> _PROBLEM REQUIREMENTS_: Which lines hold the word "JSON"? Show each of them.

Dataset records on visual material:
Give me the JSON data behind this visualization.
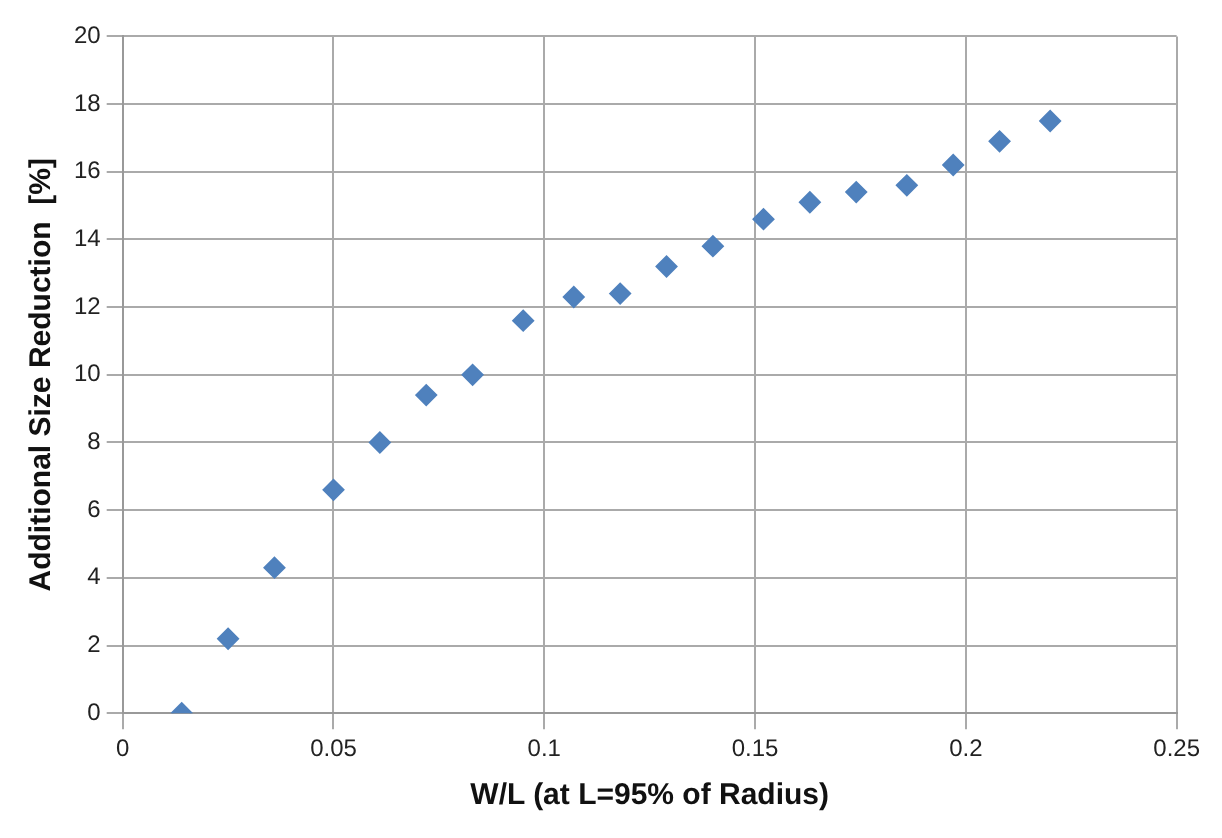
{
  "chart_data": {
    "type": "scatter",
    "xlabel": "W/L (at L=95% of Radius)",
    "ylabel": "Additional Size Reduction  [%]",
    "series": [
      {
        "color": "#4f81bd",
        "x": [
          0.014,
          0.025,
          0.036,
          0.05,
          0.061,
          0.072,
          0.083,
          0.095,
          0.107,
          0.118,
          0.129,
          0.14,
          0.152,
          0.163,
          0.174,
          0.186,
          0.197,
          0.208,
          0.22
        ],
        "values": [
          0,
          2.2,
          4.3,
          6.6,
          8,
          9.4,
          10,
          11.6,
          12.3,
          12.4,
          13.2,
          13.8,
          14.6,
          15.1,
          15.4,
          15.6,
          16.2,
          16.9,
          17.5
        ]
      }
    ],
    "xlim": [
      0,
      0.25
    ],
    "xticks": [
      0,
      0.05,
      0.1,
      0.15,
      0.2,
      0.25
    ],
    "ylim": [
      0,
      20
    ],
    "yticks": [
      0,
      2,
      4,
      6,
      8,
      10,
      12,
      14,
      16,
      18,
      20
    ],
    "grid": true,
    "legend": false,
    "marker": "diamond"
  }
}
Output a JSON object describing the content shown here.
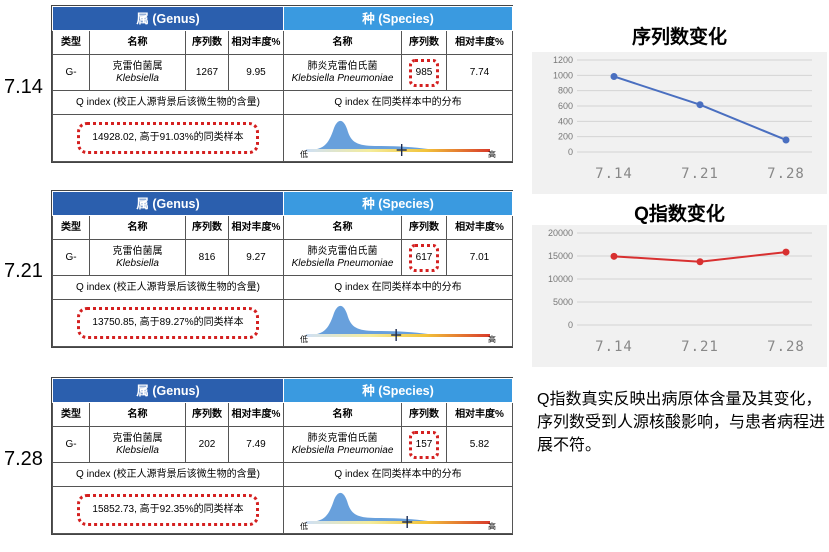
{
  "reports": [
    {
      "date": "7.14",
      "genus_header": "属 (Genus)",
      "species_header": "种 (Species)",
      "col_type": "类型",
      "col_name": "名称",
      "col_reads": "序列数",
      "col_abund": "相对丰度%",
      "col_sp_name": "名称",
      "col_sp_reads": "序列数",
      "col_sp_abund": "相对丰度%",
      "type": "G-",
      "genus_cn": "克雷伯菌属",
      "genus_latin": "Klebsiella",
      "genus_reads": "1267",
      "genus_abund": "9.95",
      "species_cn": "肺炎克雷伯氏菌",
      "species_latin": "Klebsiella Pneumoniae",
      "species_reads": "985",
      "species_abund": "7.74",
      "qindex_label": "Q index (校正人源背景后该微生物的含量)",
      "dist_label": "Q index 在同类样本中的分布",
      "qindex_value": "14928.02, 高于91.03%的同类样本",
      "low": "低",
      "high": "高",
      "marker_pos": 0.52
    },
    {
      "date": "7.21",
      "genus_header": "属 (Genus)",
      "species_header": "种 (Species)",
      "col_type": "类型",
      "col_name": "名称",
      "col_reads": "序列数",
      "col_abund": "相对丰度%",
      "col_sp_name": "名称",
      "col_sp_reads": "序列数",
      "col_sp_abund": "相对丰度%",
      "type": "G-",
      "genus_cn": "克雷伯菌属",
      "genus_latin": "Klebsiella",
      "genus_reads": "816",
      "genus_abund": "9.27",
      "species_cn": "肺炎克雷伯氏菌",
      "species_latin": "Klebsiella Pneumoniae",
      "species_reads": "617",
      "species_abund": "7.01",
      "qindex_label": "Q index (校正人源背景后该微生物的含量)",
      "dist_label": "Q index 在同类样本中的分布",
      "qindex_value": "13750.85, 高于89.27%的同类样本",
      "low": "低",
      "high": "高",
      "marker_pos": 0.49
    },
    {
      "date": "7.28",
      "genus_header": "属 (Genus)",
      "species_header": "种 (Species)",
      "col_type": "类型",
      "col_name": "名称",
      "col_reads": "序列数",
      "col_abund": "相对丰度%",
      "col_sp_name": "名称",
      "col_sp_reads": "序列数",
      "col_sp_abund": "相对丰度%",
      "type": "G-",
      "genus_cn": "克雷伯菌属",
      "genus_latin": "Klebsiella",
      "genus_reads": "202",
      "genus_abund": "7.49",
      "species_cn": "肺炎克雷伯氏菌",
      "species_latin": "Klebsiella Pneumoniae",
      "species_reads": "157",
      "species_abund": "5.82",
      "qindex_label": "Q index (校正人源背景后该微生物的含量)",
      "dist_label": "Q index 在同类样本中的分布",
      "qindex_value": "15852.73, 高于92.35%的同类样本",
      "low": "低",
      "high": "高",
      "marker_pos": 0.55
    }
  ],
  "caption": "Q指数真实反映出病原体含量及其变化，序列数受到人源核酸影响，与患者病程进展不符。",
  "chart_data": [
    {
      "type": "line",
      "title": "序列数变化",
      "categories": [
        "7.14",
        "7.21",
        "7.28"
      ],
      "values": [
        985,
        617,
        157
      ],
      "yticks": [
        0,
        200,
        400,
        600,
        800,
        1000,
        1200
      ],
      "ylim": [
        0,
        1200
      ],
      "color": "#4a6fc0",
      "grid": true
    },
    {
      "type": "line",
      "title": "Q指数变化",
      "categories": [
        "7.14",
        "7.21",
        "7.28"
      ],
      "values": [
        14928.02,
        13750.85,
        15852.73
      ],
      "yticks": [
        0,
        5000,
        10000,
        15000,
        20000
      ],
      "ylim": [
        0,
        20000
      ],
      "color": "#d83030",
      "grid": true
    }
  ]
}
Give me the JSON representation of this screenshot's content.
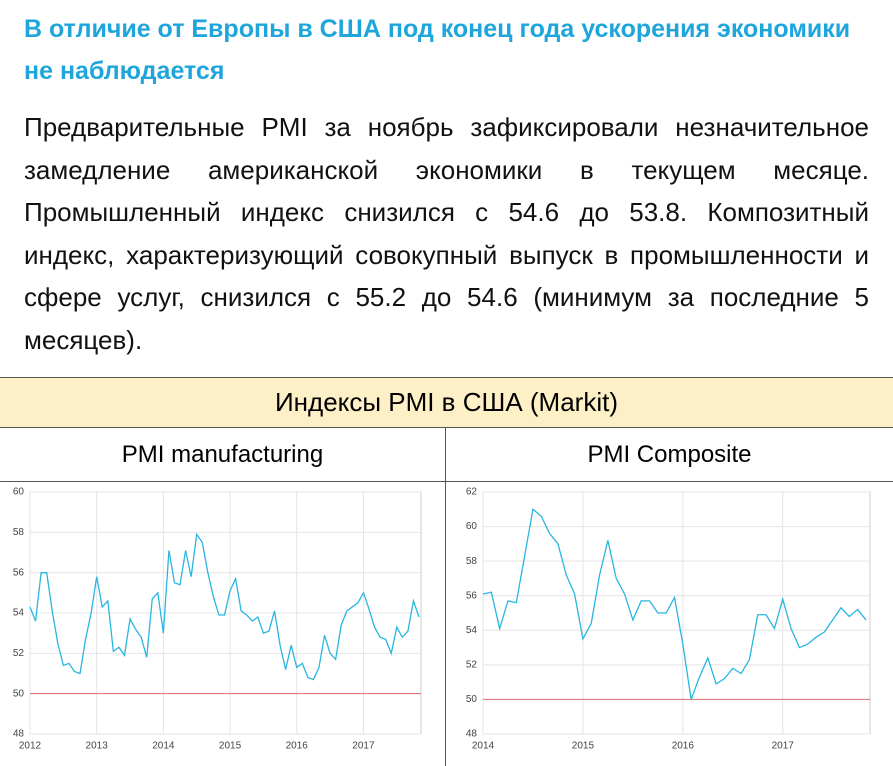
{
  "header": {
    "title": "В отличие от Европы в США под конец года ускорения экономики не наблюдается"
  },
  "paragraph": "Предварительные PMI за ноябрь зафиксировали незначительное замедление американской экономики в текущем месяце. Промышленный индекс снизился с 54.6 до 53.8. Композитный индекс, характеризующий совокупный выпуск в промышленности и сфере услуг, снизился с 55.2 до 54.6 (минимум за последние 5 месяцев).",
  "table": {
    "title": "Индексы PMI в США (Markit)"
  },
  "chart_data": [
    {
      "type": "line",
      "title": "PMI manufacturing",
      "categories": [
        "2012",
        null,
        null,
        null,
        null,
        null,
        null,
        null,
        null,
        null,
        null,
        null,
        "2013",
        null,
        null,
        null,
        null,
        null,
        null,
        null,
        null,
        null,
        null,
        null,
        "2014",
        null,
        null,
        null,
        null,
        null,
        null,
        null,
        null,
        null,
        null,
        null,
        "2015",
        null,
        null,
        null,
        null,
        null,
        null,
        null,
        null,
        null,
        null,
        null,
        "2016",
        null,
        null,
        null,
        null,
        null,
        null,
        null,
        null,
        null,
        null,
        null,
        "2017",
        null,
        null,
        null,
        null,
        null,
        null,
        null,
        null,
        null,
        null
      ],
      "series": [
        {
          "color": "#29b6e0",
          "values": [
            54.3,
            53.6,
            56.0,
            56.0,
            54.1,
            52.5,
            51.4,
            51.5,
            51.1,
            51.0,
            52.7,
            54.0,
            55.8,
            54.3,
            54.6,
            52.1,
            52.3,
            51.9,
            53.7,
            53.2,
            52.8,
            51.8,
            54.7,
            55.0,
            53.0,
            57.1,
            55.5,
            55.4,
            57.1,
            55.8,
            57.9,
            57.5,
            56.0,
            54.8,
            53.9,
            53.9,
            55.1,
            55.7,
            54.1,
            53.9,
            53.6,
            53.8,
            53.0,
            53.1,
            54.1,
            52.4,
            51.2,
            52.4,
            51.3,
            51.5,
            50.8,
            50.7,
            51.3,
            52.9,
            52.0,
            51.7,
            53.4,
            54.1,
            54.3,
            54.5,
            55.0,
            54.2,
            53.3,
            52.8,
            52.7,
            52.0,
            53.3,
            52.8,
            53.1,
            54.6,
            53.8
          ]
        }
      ],
      "ylim": [
        48,
        60
      ],
      "yticks": [
        48,
        50,
        52,
        54,
        56,
        58,
        60
      ],
      "grid": true,
      "hline": {
        "value": 50,
        "color": "#e07070"
      }
    },
    {
      "type": "line",
      "title": "PMI Composite",
      "categories": [
        "2014",
        null,
        null,
        null,
        null,
        null,
        null,
        null,
        null,
        null,
        null,
        null,
        "2015",
        null,
        null,
        null,
        null,
        null,
        null,
        null,
        null,
        null,
        null,
        null,
        "2016",
        null,
        null,
        null,
        null,
        null,
        null,
        null,
        null,
        null,
        null,
        null,
        "2017",
        null,
        null,
        null,
        null,
        null,
        null,
        null,
        null,
        null,
        null
      ],
      "series": [
        {
          "color": "#29b6e0",
          "values": [
            56.1,
            56.2,
            54.1,
            55.7,
            55.6,
            58.3,
            61.0,
            60.6,
            59.6,
            59.0,
            57.2,
            56.1,
            53.5,
            54.4,
            57.2,
            59.2,
            57.0,
            56.1,
            54.6,
            55.7,
            55.7,
            55.0,
            55.0,
            55.9,
            53.2,
            50.0,
            51.3,
            52.4,
            50.9,
            51.2,
            51.8,
            51.5,
            52.3,
            54.9,
            54.9,
            54.1,
            55.8,
            54.1,
            53.0,
            53.2,
            53.6,
            53.9,
            54.6,
            55.3,
            54.8,
            55.2,
            54.6
          ]
        }
      ],
      "ylim": [
        48,
        62
      ],
      "yticks": [
        48,
        50,
        52,
        54,
        56,
        58,
        60,
        62
      ],
      "grid": true,
      "hline": {
        "value": 50,
        "color": "#e07070"
      }
    }
  ]
}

> _SOLUTION TO THIS EXERCISE_:
Give me the JSON data behind this visualization.
Output a JSON object describing the content shown here.
Give me the JSON representation of this screenshot's content.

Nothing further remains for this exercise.